Short task
In the lines below, find how many contain the word "text" and report that figure alone.

---- Dataset rows

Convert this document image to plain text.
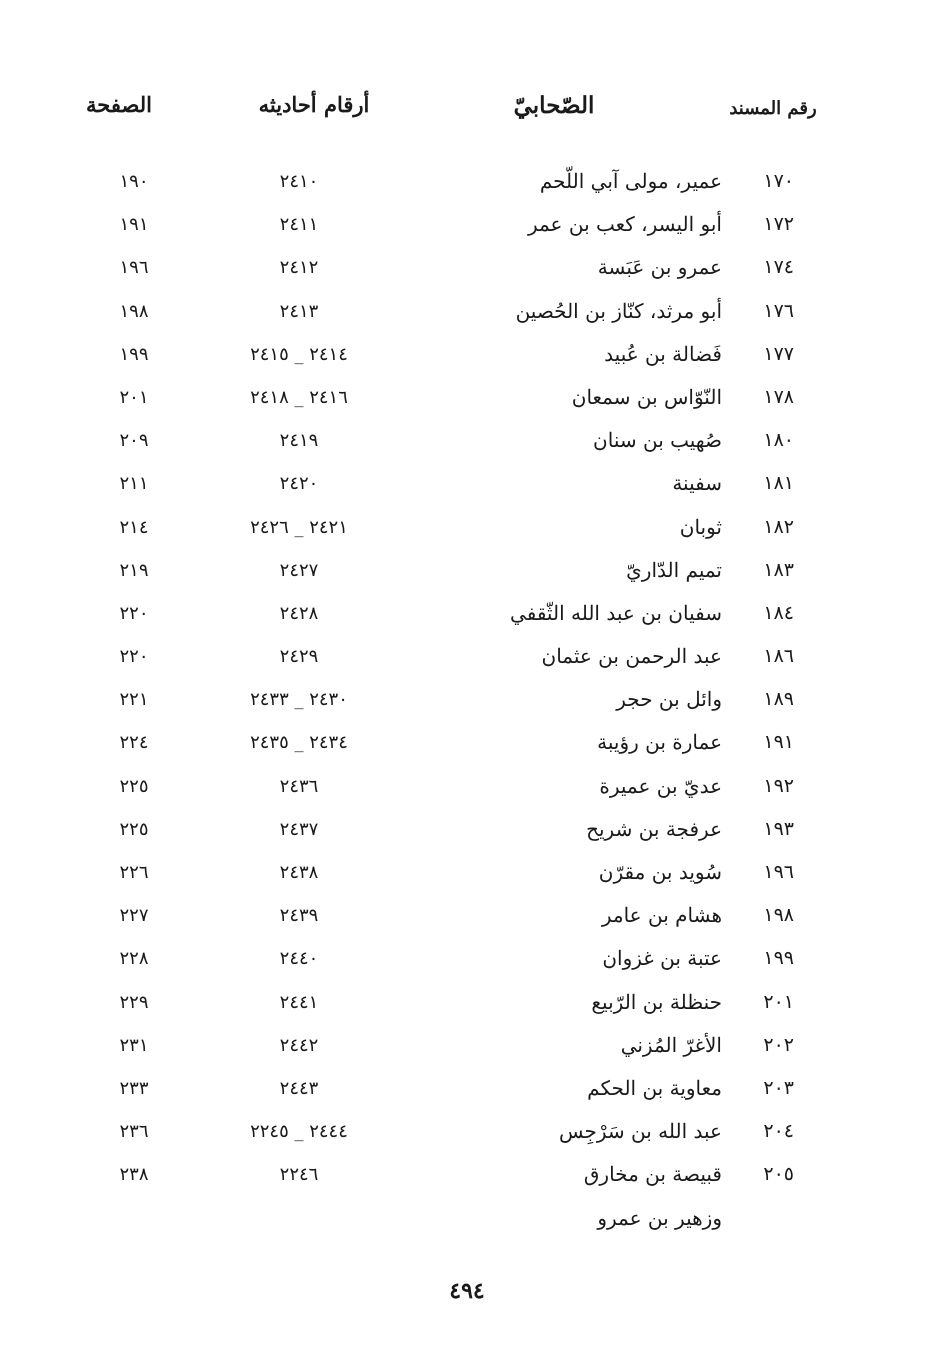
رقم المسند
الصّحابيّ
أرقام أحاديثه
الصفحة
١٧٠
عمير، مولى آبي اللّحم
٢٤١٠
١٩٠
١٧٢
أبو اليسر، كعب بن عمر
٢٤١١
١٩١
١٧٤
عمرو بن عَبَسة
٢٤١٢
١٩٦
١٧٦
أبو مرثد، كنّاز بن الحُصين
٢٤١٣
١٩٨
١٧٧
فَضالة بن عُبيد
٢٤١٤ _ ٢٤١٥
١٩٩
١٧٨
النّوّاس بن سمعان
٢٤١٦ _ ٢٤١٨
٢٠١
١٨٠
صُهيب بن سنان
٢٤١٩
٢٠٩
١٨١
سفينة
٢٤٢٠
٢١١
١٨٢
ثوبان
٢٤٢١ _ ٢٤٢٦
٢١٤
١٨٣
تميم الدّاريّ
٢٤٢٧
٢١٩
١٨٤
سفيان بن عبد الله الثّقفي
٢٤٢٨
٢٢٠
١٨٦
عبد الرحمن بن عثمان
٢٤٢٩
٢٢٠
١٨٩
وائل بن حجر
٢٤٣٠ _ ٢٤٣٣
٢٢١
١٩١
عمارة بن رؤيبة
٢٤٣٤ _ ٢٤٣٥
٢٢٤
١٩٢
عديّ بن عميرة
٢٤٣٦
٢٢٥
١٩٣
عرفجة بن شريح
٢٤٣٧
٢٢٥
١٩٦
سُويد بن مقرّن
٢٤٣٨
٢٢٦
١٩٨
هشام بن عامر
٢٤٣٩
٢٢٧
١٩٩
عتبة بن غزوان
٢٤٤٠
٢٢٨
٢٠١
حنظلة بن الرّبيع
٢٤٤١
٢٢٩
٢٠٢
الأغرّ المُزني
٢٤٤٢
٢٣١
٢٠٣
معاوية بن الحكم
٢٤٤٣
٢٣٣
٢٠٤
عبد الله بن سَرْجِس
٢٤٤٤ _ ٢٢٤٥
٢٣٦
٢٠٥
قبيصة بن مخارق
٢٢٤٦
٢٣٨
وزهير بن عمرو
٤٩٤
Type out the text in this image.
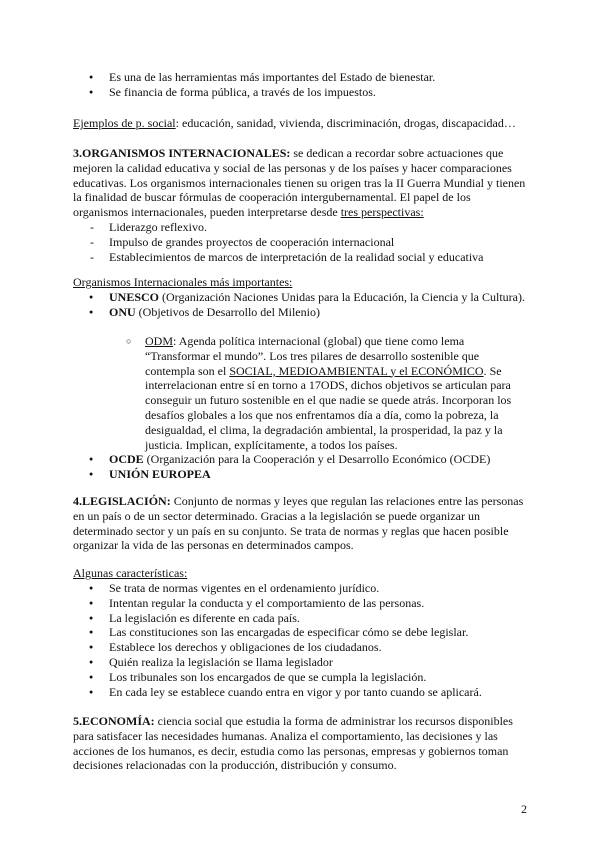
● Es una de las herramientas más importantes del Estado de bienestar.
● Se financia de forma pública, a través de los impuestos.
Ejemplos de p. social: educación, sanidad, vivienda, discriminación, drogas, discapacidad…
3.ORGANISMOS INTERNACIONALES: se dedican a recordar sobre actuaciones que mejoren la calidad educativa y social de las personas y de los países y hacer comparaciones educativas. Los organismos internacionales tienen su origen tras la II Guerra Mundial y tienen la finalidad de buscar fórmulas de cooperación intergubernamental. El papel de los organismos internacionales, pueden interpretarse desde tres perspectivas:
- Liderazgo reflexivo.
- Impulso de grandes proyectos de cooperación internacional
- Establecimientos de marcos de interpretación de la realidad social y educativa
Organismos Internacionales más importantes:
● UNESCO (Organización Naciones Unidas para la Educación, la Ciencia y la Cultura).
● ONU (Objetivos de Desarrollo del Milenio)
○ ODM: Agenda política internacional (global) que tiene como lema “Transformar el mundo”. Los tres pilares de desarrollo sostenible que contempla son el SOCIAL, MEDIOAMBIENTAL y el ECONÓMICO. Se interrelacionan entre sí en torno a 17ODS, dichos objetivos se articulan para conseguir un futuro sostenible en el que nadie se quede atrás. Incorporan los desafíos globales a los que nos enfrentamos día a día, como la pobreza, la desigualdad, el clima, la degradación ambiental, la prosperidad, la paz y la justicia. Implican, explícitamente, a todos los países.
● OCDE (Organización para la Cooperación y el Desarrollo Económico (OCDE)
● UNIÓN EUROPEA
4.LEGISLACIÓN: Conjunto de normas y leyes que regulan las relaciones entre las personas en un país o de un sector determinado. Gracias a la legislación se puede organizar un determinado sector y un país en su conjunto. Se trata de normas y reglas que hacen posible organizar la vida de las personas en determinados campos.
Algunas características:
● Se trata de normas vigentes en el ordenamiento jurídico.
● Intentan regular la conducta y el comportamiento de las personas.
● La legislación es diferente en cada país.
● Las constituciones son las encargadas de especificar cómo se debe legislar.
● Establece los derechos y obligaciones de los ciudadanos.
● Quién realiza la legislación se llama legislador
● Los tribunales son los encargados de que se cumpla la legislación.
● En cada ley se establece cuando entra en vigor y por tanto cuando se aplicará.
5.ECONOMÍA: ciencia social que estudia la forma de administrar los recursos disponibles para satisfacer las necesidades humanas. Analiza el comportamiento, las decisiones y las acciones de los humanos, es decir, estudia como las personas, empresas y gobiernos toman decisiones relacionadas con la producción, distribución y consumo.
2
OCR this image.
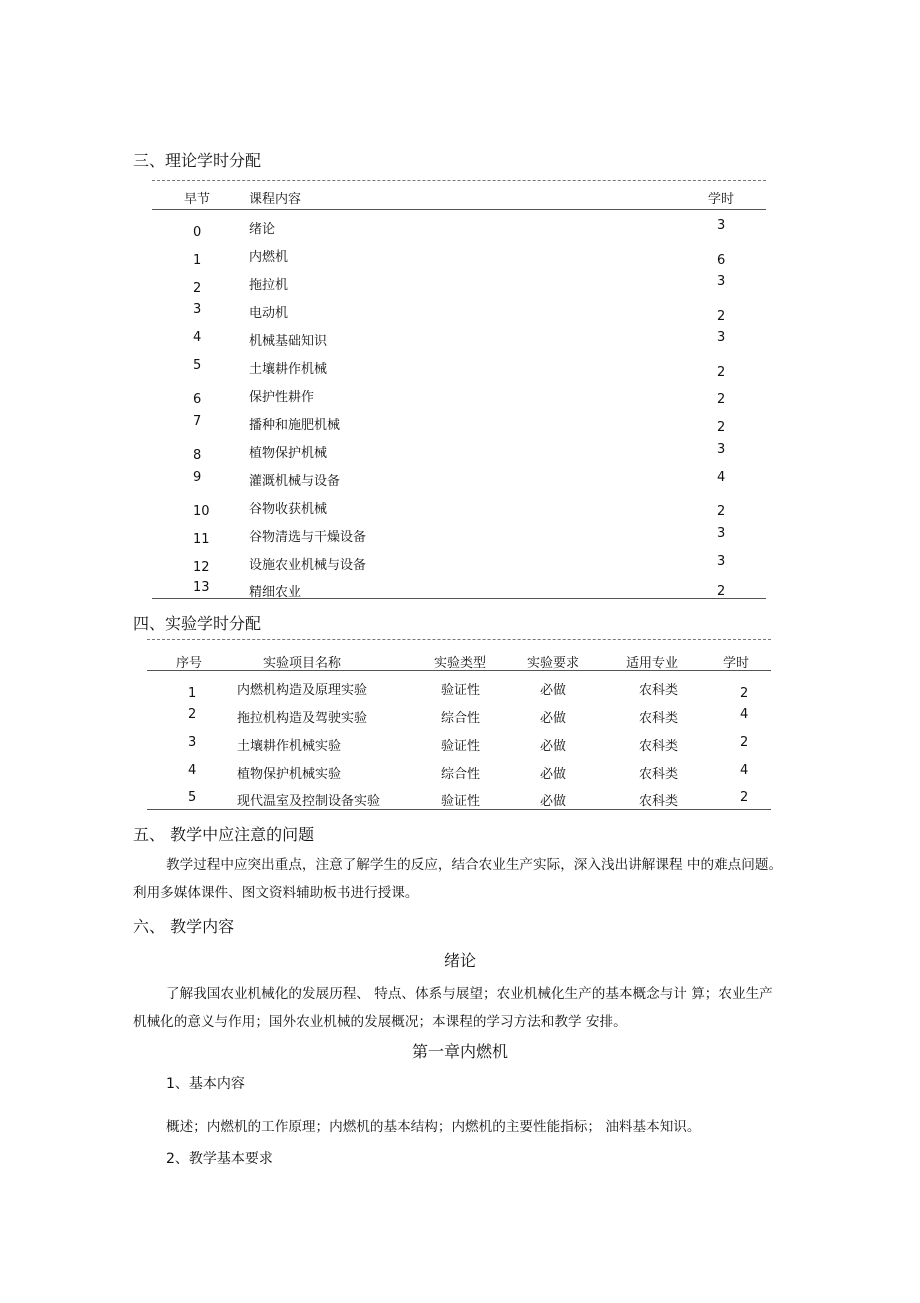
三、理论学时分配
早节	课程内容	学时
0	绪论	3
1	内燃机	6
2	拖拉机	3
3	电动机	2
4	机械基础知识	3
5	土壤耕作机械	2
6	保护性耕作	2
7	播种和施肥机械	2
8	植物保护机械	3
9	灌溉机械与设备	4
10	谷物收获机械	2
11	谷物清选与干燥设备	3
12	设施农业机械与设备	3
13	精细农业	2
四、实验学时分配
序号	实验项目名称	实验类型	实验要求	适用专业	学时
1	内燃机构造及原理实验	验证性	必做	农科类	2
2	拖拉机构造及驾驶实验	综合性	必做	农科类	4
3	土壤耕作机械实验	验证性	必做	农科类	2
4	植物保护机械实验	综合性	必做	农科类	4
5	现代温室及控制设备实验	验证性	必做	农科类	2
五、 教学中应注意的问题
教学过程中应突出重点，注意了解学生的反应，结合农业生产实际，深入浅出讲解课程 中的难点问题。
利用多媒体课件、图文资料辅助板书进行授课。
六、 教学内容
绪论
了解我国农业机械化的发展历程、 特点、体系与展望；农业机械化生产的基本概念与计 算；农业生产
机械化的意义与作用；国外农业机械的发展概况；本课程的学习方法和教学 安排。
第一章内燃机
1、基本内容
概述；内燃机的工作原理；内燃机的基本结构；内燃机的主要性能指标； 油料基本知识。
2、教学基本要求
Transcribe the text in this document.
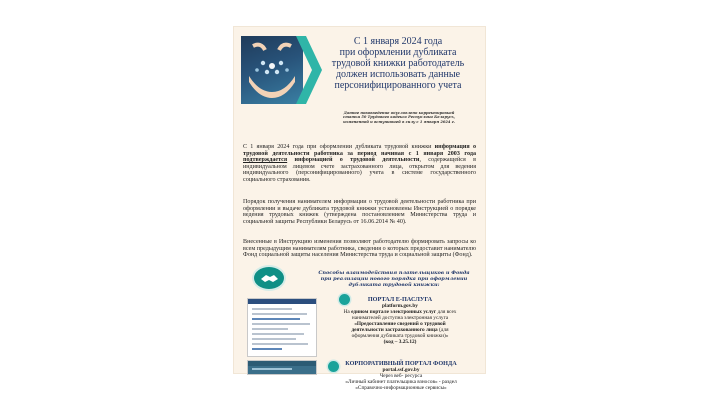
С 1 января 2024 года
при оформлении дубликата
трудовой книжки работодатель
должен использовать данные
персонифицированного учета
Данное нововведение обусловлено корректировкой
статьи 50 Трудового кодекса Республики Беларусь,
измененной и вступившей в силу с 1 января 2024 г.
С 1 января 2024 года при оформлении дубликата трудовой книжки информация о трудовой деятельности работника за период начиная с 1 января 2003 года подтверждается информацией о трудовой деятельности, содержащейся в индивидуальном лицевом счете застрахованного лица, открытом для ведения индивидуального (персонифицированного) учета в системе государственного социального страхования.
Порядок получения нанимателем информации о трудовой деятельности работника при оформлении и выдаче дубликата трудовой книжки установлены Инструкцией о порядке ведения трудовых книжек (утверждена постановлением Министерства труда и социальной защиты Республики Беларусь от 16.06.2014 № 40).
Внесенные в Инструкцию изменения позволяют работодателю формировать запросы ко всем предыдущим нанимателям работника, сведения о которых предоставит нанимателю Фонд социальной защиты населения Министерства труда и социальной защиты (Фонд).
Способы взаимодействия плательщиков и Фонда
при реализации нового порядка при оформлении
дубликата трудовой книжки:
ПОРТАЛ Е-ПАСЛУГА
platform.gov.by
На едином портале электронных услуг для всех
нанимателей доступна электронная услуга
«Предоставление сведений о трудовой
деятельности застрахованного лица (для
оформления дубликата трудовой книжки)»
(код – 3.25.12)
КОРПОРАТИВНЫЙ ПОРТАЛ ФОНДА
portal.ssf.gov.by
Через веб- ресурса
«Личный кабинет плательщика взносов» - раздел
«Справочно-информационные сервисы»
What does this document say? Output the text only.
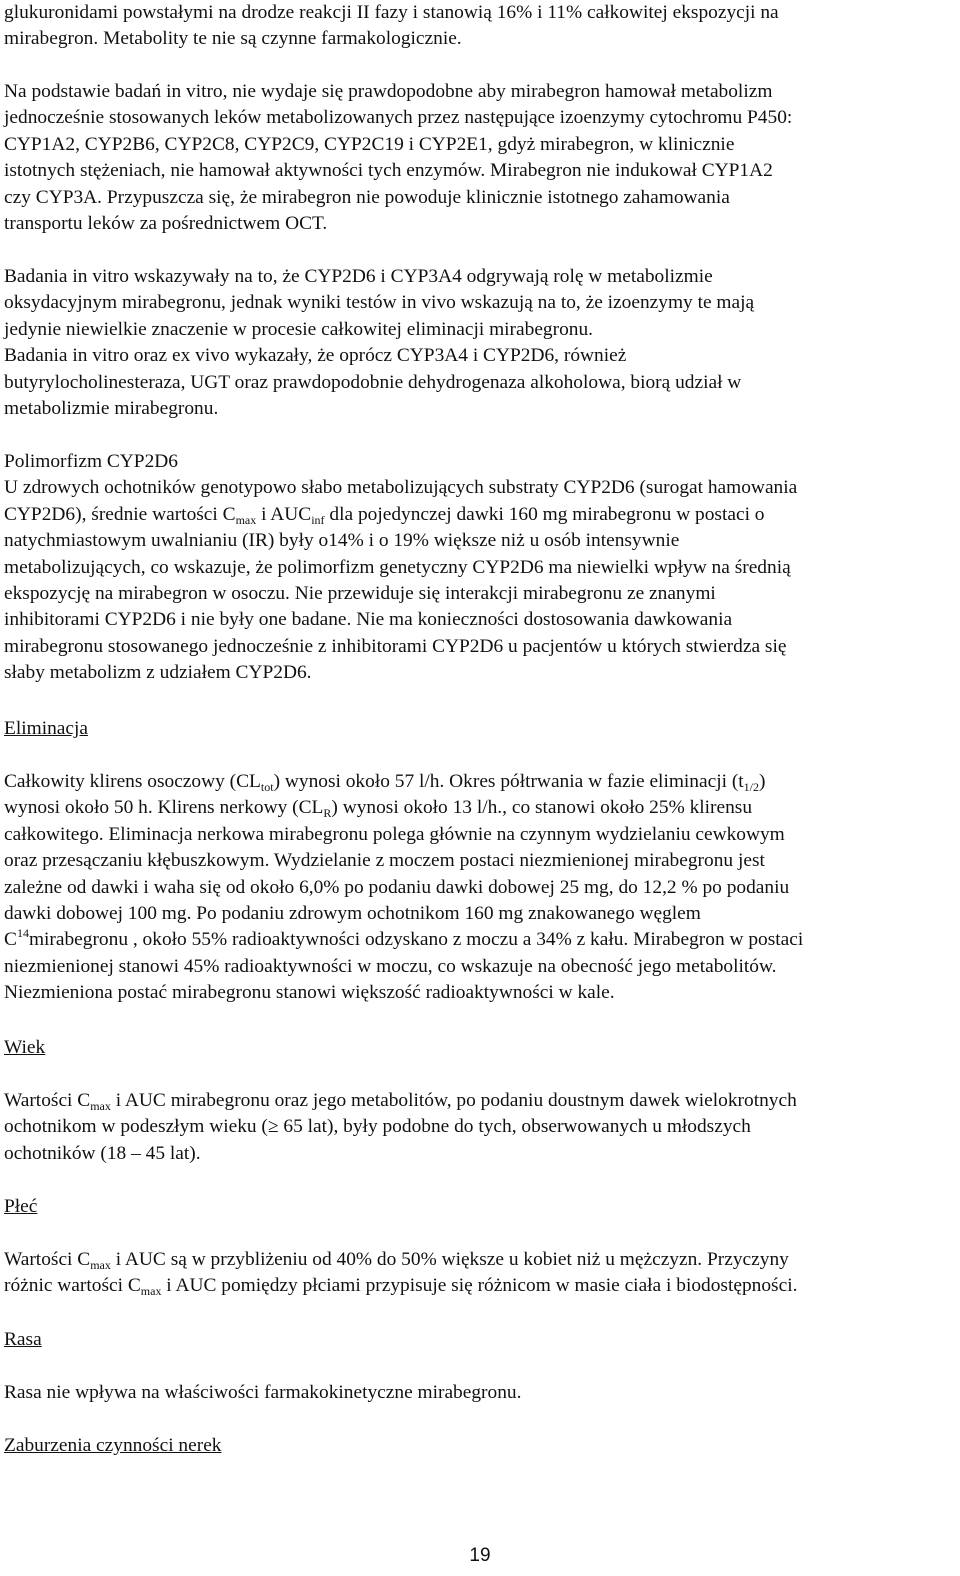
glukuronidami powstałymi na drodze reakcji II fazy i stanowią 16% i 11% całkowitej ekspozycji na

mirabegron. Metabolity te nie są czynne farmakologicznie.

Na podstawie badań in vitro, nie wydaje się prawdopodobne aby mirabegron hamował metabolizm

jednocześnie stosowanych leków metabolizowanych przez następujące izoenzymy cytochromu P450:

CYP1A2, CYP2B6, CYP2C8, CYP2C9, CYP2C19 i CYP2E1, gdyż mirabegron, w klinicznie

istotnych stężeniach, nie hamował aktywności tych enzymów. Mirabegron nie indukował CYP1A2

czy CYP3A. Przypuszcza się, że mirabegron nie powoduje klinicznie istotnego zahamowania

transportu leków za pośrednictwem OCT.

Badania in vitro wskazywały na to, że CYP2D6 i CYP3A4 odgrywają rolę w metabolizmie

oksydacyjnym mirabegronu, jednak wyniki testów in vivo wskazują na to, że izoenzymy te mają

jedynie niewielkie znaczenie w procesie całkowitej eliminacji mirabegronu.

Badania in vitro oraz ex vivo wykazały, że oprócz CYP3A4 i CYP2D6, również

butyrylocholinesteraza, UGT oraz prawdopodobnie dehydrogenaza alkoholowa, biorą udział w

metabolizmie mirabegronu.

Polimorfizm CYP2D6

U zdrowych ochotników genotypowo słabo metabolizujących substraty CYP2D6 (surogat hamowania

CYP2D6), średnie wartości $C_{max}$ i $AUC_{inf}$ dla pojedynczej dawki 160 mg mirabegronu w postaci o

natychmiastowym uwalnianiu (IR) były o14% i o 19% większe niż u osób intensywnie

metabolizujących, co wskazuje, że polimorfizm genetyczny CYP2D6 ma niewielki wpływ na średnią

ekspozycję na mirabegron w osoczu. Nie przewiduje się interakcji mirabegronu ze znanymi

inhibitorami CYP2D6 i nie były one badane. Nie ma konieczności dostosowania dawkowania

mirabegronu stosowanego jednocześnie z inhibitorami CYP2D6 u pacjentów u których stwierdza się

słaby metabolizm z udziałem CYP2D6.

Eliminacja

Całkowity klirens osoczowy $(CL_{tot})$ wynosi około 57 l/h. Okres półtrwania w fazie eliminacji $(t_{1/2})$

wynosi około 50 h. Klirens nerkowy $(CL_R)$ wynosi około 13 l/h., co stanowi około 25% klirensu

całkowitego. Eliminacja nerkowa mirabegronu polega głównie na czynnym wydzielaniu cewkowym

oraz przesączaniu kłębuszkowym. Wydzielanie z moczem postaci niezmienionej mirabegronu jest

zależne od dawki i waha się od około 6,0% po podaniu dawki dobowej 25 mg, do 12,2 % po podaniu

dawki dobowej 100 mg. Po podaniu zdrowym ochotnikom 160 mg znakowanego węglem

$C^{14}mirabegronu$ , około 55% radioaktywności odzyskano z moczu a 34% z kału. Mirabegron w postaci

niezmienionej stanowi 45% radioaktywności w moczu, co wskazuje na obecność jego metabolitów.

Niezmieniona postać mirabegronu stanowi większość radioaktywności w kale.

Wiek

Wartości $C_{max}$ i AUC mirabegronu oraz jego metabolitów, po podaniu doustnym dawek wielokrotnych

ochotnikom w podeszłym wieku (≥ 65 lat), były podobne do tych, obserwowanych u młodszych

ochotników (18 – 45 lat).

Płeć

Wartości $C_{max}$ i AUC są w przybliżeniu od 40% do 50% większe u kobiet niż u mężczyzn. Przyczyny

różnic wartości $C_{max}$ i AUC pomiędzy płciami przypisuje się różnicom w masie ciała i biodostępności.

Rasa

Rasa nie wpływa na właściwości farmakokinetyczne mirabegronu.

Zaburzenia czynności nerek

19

--------

Correct result
4